• _WHAT IS EXPECTED_: Write out, character for character, the line containing "Type out the text in this image." and all lines after it up to the end of the listing.

• _LISTED ENTRIES_:
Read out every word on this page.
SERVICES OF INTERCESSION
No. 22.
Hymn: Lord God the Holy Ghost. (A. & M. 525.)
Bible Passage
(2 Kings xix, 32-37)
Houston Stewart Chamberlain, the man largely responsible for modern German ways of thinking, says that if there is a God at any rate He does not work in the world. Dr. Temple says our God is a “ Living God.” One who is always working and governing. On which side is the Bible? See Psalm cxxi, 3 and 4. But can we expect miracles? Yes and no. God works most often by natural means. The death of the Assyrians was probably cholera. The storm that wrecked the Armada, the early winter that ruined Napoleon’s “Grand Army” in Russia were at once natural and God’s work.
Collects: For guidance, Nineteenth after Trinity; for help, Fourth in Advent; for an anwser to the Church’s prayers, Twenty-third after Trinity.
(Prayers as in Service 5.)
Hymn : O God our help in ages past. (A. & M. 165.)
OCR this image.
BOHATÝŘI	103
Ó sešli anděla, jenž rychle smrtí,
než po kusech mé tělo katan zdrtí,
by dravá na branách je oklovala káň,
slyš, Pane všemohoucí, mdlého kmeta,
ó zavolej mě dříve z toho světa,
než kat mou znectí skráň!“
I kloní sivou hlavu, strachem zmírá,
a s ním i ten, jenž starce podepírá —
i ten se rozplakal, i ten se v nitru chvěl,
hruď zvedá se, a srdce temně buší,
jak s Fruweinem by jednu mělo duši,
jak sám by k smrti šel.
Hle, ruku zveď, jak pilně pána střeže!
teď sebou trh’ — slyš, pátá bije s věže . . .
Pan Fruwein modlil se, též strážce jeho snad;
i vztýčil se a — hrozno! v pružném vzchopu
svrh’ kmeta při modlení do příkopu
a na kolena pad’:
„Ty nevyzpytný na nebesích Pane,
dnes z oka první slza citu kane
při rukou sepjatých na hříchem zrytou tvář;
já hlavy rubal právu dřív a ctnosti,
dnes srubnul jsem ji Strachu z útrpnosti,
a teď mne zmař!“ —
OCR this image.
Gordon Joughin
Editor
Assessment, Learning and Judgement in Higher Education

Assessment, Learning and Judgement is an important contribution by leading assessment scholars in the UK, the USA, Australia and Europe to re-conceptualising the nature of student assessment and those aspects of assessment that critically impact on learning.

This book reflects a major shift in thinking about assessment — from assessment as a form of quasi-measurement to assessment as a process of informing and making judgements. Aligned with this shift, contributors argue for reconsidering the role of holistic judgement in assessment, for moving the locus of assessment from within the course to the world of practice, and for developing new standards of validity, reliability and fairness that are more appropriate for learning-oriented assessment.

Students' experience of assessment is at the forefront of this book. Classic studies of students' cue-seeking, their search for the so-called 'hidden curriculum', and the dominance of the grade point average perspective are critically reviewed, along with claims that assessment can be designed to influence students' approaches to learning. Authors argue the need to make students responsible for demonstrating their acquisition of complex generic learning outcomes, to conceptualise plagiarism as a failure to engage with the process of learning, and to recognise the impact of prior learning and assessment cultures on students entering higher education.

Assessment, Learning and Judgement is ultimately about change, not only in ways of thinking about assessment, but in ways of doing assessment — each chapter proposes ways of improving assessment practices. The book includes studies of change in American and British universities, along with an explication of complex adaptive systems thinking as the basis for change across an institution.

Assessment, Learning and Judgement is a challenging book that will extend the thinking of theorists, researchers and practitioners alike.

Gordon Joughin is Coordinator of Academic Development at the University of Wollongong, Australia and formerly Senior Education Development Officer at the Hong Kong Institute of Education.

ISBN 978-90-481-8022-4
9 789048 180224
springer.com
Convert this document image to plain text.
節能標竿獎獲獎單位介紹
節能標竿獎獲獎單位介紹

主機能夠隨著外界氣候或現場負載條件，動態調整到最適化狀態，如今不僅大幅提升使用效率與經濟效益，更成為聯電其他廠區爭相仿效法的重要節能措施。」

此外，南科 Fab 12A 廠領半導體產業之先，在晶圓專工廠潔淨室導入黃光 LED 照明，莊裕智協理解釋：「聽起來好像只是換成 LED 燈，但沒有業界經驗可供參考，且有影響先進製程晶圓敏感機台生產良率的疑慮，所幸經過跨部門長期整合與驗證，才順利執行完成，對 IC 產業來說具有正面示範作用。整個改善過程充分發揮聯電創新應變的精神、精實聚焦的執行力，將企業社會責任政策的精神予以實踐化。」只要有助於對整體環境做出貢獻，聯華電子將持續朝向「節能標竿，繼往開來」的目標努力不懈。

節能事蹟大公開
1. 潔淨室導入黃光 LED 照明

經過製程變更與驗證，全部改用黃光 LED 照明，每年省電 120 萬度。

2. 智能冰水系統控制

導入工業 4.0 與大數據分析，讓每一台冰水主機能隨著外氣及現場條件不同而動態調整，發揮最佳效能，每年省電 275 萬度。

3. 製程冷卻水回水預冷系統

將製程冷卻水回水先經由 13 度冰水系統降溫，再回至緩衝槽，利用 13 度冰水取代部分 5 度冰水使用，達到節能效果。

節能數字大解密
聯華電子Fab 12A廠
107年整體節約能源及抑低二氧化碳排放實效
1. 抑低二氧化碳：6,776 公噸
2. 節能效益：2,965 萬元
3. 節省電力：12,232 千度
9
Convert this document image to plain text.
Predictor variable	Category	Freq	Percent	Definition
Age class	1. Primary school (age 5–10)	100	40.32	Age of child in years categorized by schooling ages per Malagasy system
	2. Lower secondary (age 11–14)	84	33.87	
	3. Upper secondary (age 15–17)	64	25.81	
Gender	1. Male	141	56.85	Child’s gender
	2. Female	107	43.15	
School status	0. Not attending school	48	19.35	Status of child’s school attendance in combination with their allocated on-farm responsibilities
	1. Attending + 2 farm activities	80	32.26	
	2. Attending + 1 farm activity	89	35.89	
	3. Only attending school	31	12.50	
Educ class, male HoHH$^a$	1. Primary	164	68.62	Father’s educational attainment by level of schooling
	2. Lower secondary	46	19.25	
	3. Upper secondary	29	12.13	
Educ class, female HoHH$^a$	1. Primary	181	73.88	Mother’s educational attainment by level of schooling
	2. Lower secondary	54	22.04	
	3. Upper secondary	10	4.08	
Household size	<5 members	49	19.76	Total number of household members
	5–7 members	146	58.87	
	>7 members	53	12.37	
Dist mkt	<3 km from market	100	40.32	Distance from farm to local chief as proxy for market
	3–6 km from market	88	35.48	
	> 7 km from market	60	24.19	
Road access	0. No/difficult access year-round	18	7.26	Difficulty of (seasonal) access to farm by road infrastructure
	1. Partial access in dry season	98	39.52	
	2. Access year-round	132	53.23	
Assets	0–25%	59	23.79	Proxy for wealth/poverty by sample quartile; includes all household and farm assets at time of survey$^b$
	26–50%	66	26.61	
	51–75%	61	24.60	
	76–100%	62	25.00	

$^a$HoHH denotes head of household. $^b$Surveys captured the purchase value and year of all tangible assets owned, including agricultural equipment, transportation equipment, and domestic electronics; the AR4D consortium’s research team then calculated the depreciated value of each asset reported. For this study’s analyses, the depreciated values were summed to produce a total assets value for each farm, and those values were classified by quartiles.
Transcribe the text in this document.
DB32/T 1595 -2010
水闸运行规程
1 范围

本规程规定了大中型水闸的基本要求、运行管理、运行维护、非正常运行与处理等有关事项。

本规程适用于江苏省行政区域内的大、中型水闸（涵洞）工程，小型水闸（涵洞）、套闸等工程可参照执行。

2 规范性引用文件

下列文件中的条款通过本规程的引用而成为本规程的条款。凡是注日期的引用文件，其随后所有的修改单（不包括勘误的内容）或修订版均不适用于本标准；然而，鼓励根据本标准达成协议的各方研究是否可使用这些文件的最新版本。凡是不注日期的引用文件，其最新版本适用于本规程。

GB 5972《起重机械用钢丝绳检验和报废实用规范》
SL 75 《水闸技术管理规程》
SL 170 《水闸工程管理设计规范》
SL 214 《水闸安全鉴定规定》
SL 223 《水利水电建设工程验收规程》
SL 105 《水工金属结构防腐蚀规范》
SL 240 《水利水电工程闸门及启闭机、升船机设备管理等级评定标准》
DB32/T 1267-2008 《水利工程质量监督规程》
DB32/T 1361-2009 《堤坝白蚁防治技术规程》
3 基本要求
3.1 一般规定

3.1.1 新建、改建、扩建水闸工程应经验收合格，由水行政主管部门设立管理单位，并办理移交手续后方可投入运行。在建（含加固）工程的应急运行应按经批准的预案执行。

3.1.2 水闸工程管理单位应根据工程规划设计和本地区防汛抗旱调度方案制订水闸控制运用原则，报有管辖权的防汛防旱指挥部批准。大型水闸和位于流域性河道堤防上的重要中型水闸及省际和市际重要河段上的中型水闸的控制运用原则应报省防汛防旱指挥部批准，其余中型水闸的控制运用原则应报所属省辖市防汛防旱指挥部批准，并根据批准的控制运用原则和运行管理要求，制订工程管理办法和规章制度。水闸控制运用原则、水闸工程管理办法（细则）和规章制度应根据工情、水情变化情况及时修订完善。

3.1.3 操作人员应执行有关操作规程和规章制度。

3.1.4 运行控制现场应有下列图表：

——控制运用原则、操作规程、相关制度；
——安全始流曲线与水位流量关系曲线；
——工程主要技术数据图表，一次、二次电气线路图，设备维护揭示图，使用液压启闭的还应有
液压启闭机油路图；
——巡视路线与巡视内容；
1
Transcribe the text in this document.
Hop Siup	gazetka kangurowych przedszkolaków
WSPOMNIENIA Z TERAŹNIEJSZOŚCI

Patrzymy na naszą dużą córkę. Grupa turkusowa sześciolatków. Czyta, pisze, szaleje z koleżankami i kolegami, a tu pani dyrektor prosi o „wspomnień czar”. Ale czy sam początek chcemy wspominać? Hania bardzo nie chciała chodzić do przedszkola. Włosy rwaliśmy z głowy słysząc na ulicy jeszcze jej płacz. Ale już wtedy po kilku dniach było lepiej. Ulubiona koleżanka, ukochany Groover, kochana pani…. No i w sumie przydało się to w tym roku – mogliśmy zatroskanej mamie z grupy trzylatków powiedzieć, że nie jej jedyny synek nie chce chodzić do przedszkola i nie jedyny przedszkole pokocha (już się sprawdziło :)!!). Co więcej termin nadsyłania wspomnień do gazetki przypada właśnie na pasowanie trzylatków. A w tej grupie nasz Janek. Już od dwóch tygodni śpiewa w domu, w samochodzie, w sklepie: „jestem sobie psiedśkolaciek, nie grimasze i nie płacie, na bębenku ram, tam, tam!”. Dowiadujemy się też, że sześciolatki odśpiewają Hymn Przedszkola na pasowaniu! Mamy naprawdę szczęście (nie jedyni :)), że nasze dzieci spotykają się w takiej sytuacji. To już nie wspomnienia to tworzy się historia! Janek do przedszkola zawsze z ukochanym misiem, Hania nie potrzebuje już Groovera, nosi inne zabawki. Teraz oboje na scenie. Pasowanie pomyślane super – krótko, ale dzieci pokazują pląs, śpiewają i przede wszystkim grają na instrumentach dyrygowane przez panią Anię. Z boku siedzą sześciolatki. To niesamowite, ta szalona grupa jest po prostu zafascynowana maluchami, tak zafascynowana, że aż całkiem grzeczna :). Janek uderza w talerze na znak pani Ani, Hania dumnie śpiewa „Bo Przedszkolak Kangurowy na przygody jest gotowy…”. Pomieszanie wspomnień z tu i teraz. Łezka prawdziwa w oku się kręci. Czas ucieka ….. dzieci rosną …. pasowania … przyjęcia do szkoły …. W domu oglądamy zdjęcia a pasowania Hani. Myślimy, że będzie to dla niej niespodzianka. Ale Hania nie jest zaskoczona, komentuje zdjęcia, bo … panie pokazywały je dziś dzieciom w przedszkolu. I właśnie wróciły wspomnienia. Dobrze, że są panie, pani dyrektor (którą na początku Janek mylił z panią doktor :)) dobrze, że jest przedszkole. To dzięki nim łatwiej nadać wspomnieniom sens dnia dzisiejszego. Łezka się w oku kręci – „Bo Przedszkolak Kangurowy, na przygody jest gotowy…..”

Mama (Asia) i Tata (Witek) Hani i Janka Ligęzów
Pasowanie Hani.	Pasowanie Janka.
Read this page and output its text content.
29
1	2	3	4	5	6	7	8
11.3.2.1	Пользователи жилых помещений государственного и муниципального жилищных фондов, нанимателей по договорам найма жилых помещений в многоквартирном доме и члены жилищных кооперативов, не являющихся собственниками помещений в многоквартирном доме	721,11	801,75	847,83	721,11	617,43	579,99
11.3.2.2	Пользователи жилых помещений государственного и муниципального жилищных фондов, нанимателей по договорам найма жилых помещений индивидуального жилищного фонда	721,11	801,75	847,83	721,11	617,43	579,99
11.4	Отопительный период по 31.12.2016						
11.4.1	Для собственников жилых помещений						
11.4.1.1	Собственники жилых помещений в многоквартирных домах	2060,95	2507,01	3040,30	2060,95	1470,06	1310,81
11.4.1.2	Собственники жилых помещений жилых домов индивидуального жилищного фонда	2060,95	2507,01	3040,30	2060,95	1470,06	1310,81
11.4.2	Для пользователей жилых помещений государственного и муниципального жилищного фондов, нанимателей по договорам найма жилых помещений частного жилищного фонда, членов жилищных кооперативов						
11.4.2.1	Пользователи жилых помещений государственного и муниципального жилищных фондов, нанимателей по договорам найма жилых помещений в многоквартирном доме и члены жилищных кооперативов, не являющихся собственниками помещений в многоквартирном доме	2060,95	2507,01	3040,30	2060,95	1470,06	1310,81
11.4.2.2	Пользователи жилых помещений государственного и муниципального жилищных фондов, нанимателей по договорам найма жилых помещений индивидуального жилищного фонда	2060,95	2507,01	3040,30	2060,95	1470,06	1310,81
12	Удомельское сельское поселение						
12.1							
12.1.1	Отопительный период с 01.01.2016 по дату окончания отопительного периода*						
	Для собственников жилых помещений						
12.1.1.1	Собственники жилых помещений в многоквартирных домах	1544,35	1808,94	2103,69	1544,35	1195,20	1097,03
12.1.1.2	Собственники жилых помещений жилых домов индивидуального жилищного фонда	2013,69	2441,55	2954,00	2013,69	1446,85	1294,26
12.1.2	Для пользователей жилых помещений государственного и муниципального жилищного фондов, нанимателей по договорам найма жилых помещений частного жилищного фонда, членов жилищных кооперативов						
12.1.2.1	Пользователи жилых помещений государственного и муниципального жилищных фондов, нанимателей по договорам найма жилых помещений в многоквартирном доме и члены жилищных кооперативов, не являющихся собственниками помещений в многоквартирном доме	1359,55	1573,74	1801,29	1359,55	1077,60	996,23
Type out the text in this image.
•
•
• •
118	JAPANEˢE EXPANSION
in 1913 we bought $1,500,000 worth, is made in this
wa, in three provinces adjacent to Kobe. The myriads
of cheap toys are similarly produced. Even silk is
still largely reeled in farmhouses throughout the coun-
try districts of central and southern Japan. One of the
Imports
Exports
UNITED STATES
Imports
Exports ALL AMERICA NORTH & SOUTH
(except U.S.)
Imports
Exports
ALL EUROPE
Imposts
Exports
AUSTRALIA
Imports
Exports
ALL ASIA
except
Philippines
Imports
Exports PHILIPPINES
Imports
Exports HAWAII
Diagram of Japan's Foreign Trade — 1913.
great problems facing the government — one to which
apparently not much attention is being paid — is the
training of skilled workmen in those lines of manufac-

• _THE SOLUTION_:
Type out the text in this image.
•
•
• •
118	JAPANEˢE EXPANSION
in 1913 we bought $1,500,000 worth, is made in this
wa, in three provinces adjacent to Kobe. The myriads
of cheap toys are similarly produced. Even silk is
still largely reeled in farmhouses throughout the coun-
try districts of central and southern Japan. One of the
Imports
Exports
UNITED STATES
Imports
Exports ALL AMERICA NORTH & SOUTH
(except U.S.)
Imports
Exports
ALL EUROPE
Imposts
Exports
AUSTRALIA
Imports
Exports
ALL ASIA
except
Philippines
Imports
Exports PHILIPPINES
Imports
Exports HAWAII
Diagram of Japan's Foreign Trade — 1913.
great problems facing the government — one to which
apparently not much attention is being paid — is the
training of skilled workmen in those lines of manufac-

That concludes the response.